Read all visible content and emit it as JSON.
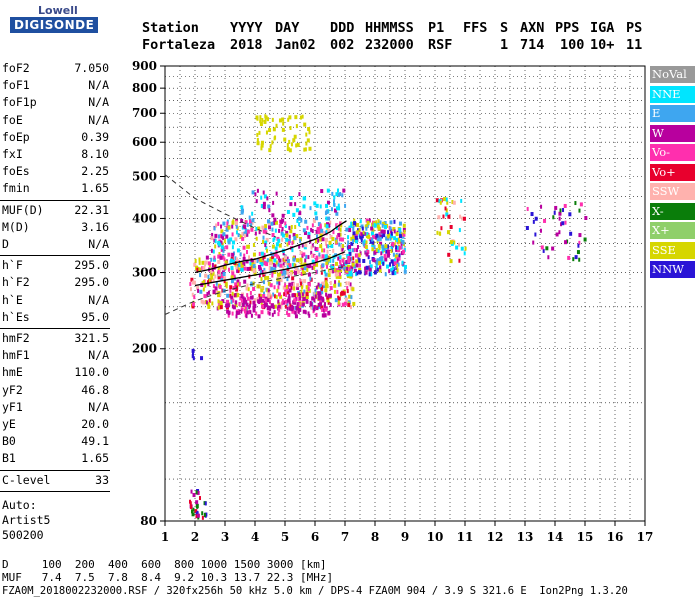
{
  "logo": {
    "company": "Lowell",
    "product": "DIGISONDE"
  },
  "header": {
    "labels": [
      "Station",
      "YYYY",
      "DAY",
      "DDD",
      "HHMMSS",
      "P1",
      "FFS",
      "S",
      "AXN",
      "PPS",
      "IGA",
      "PS"
    ],
    "values": [
      "Fortaleza",
      "2018",
      "Jan02",
      "002",
      "232000",
      "RSF",
      "",
      "1",
      "714",
      "100",
      "10+",
      "11"
    ]
  },
  "params_group1": [
    {
      "label": "foF2",
      "value": "7.050"
    },
    {
      "label": "foF1",
      "value": "N/A"
    },
    {
      "label": "foF1p",
      "value": "N/A"
    },
    {
      "label": "foE",
      "value": "N/A"
    },
    {
      "label": "foEp",
      "value": "0.39"
    },
    {
      "label": "fxI",
      "value": "8.10"
    },
    {
      "label": "foEs",
      "value": "2.25"
    },
    {
      "label": "fmin",
      "value": "1.65"
    }
  ],
  "params_group2": [
    {
      "label": "MUF(D)",
      "value": "22.31"
    },
    {
      "label": "M(D)",
      "value": "3.16"
    },
    {
      "label": "D",
      "value": "N/A"
    }
  ],
  "params_group3": [
    {
      "label": "h`F",
      "value": "295.0"
    },
    {
      "label": "h`F2",
      "value": "295.0"
    },
    {
      "label": "h`E",
      "value": "N/A"
    },
    {
      "label": "h`Es",
      "value": "95.0"
    }
  ],
  "params_group4": [
    {
      "label": "hmF2",
      "value": "321.5"
    },
    {
      "label": "hmF1",
      "value": "N/A"
    },
    {
      "label": "hmE",
      "value": "110.0"
    },
    {
      "label": "yF2",
      "value": "46.8"
    },
    {
      "label": "yF1",
      "value": "N/A"
    },
    {
      "label": "yE",
      "value": "20.0"
    },
    {
      "label": "B0",
      "value": "49.1"
    },
    {
      "label": "B1",
      "value": "1.65"
    }
  ],
  "c_level": {
    "label": "C-level",
    "value": "33"
  },
  "autoscaling": {
    "line1": "Auto:",
    "line2": "Artist5",
    "line3": "500200"
  },
  "legend": [
    {
      "label": "NoVal",
      "bg": "#999999",
      "fg": "#ffffff"
    },
    {
      "label": "NNE",
      "bg": "#00e5ff",
      "fg": "#ffffff"
    },
    {
      "label": "E",
      "bg": "#3ea6f0",
      "fg": "#ffffff"
    },
    {
      "label": "W",
      "bg": "#b8009e",
      "fg": "#ffffff"
    },
    {
      "label": "Vo-",
      "bg": "#ff2fae",
      "fg": "#ffffff"
    },
    {
      "label": "Vo+",
      "bg": "#e8002d",
      "fg": "#ffffff"
    },
    {
      "label": "SSW",
      "bg": "#ffb2ae",
      "fg": "#ffffff"
    },
    {
      "label": "X-",
      "bg": "#0a7d0a",
      "fg": "#ffffff"
    },
    {
      "label": "X+",
      "bg": "#8fcf6a",
      "fg": "#ffffff"
    },
    {
      "label": "SSE",
      "bg": "#d6d600",
      "fg": "#ffffff"
    },
    {
      "label": "NNW",
      "bg": "#2a14d6",
      "fg": "#ffffff"
    }
  ],
  "footer": {
    "d_row": "D     100  200  400  600  800 1000 1500 3000 [km]",
    "muf_row": "MUF   7.4  7.5  7.8  8.4  9.2 10.3 13.7 22.3 [MHz]",
    "info_row": "FZA0M_2018002232000.RSF / 320fx256h 50 kHz 5.0 km / DPS-4 FZA0M 904 / 3.9 S 321.6 E  Ion2Png 1.3.20"
  },
  "chart_data": {
    "type": "scatter",
    "title": "",
    "xlabel": "",
    "ylabel": "",
    "xlim": [
      1,
      17
    ],
    "ylim": [
      80,
      900
    ],
    "x_ticks": [
      1,
      2,
      3,
      4,
      5,
      6,
      7,
      8,
      9,
      10,
      11,
      12,
      13,
      14,
      15,
      16,
      17
    ],
    "y_ticks": [
      80,
      200,
      300,
      400,
      500,
      600,
      700,
      800,
      900
    ],
    "y_scale": "log",
    "grid": true,
    "legend_position": "right",
    "series": [
      {
        "name": "trace",
        "type": "line",
        "style": "solid",
        "color": "#000000",
        "points": [
          [
            2.0,
            300
          ],
          [
            2.5,
            305
          ],
          [
            3.0,
            312
          ],
          [
            3.5,
            318
          ],
          [
            4.0,
            322
          ],
          [
            4.5,
            330
          ],
          [
            5.0,
            338
          ],
          [
            5.5,
            348
          ],
          [
            6.0,
            358
          ],
          [
            6.5,
            372
          ],
          [
            6.8,
            385
          ],
          [
            7.05,
            395
          ]
        ]
      },
      {
        "name": "profile",
        "type": "line",
        "style": "solid",
        "color": "#000000",
        "points": [
          [
            2.0,
            280
          ],
          [
            3.0,
            288
          ],
          [
            4.0,
            296
          ],
          [
            5.0,
            305
          ],
          [
            6.0,
            316
          ],
          [
            6.5,
            324
          ],
          [
            7.0,
            335
          ]
        ]
      },
      {
        "name": "profile-dashed",
        "type": "line",
        "style": "dashed",
        "color": "#333333",
        "points": [
          [
            1.0,
            505
          ],
          [
            2.0,
            445
          ],
          [
            3.0,
            410
          ],
          [
            4.0,
            380
          ],
          [
            4.7,
            362
          ]
        ]
      },
      {
        "name": "profile-dashed-low",
        "type": "line",
        "style": "dashed",
        "color": "#333333",
        "points": [
          [
            1.0,
            240
          ],
          [
            2.0,
            258
          ],
          [
            3.0,
            272
          ],
          [
            4.0,
            283
          ],
          [
            5.0,
            292
          ],
          [
            6.0,
            300
          ],
          [
            7.0,
            310
          ]
        ]
      }
    ],
    "clusters": [
      {
        "x": [
          1.8,
          7.3
        ],
        "y": [
          250,
          330
        ],
        "n": 520,
        "colors": [
          "#d6d600",
          "#d6d600",
          "#ffb2ae",
          "#ff2fae",
          "#3ea6f0",
          "#b8009e",
          "#e8002d"
        ]
      },
      {
        "x": [
          2.5,
          7.0
        ],
        "y": [
          300,
          400
        ],
        "n": 400,
        "colors": [
          "#3ea6f0",
          "#00e5ff",
          "#d6d600",
          "#ff2fae",
          "#ffb2ae",
          "#b8009e"
        ]
      },
      {
        "x": [
          3.0,
          6.5
        ],
        "y": [
          240,
          270
        ],
        "n": 160,
        "colors": [
          "#b8009e",
          "#ff2fae",
          "#b8009e"
        ]
      },
      {
        "x": [
          7.0,
          9.0
        ],
        "y": [
          300,
          400
        ],
        "n": 320,
        "colors": [
          "#d6d600",
          "#3ea6f0",
          "#2a14d6",
          "#b8009e",
          "#ff2fae",
          "#00e5ff"
        ]
      },
      {
        "x": [
          3.5,
          7.0
        ],
        "y": [
          400,
          470
        ],
        "n": 70,
        "colors": [
          "#3ea6f0",
          "#00e5ff",
          "#b8009e"
        ]
      },
      {
        "x": [
          4.0,
          5.8
        ],
        "y": [
          580,
          700
        ],
        "n": 60,
        "colors": [
          "#d6d600"
        ]
      },
      {
        "x": [
          10.0,
          11.0
        ],
        "y": [
          320,
          450
        ],
        "n": 40,
        "colors": [
          "#00e5ff",
          "#ffb2ae",
          "#d6d600",
          "#e8002d"
        ]
      },
      {
        "x": [
          13.0,
          15.0
        ],
        "y": [
          320,
          440
        ],
        "n": 45,
        "colors": [
          "#2a14d6",
          "#b8009e",
          "#ff2fae",
          "#0a7d0a"
        ]
      },
      {
        "x": [
          1.8,
          2.5
        ],
        "y": [
          82,
          95
        ],
        "n": 30,
        "colors": [
          "#e8002d",
          "#0a7d0a",
          "#b8009e",
          "#2a14d6"
        ]
      },
      {
        "x": [
          1.8,
          2.2
        ],
        "y": [
          190,
          200
        ],
        "n": 6,
        "colors": [
          "#2a14d6"
        ]
      }
    ]
  }
}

==*==

▶ _Problem to work on_
Take each line of the material that contains the word "name" and list it.

▶ _Written answer_
        "name": "trace",
        "name": "profile",
        "name": "profile-dashed",
        "name": "profile-dashed-low",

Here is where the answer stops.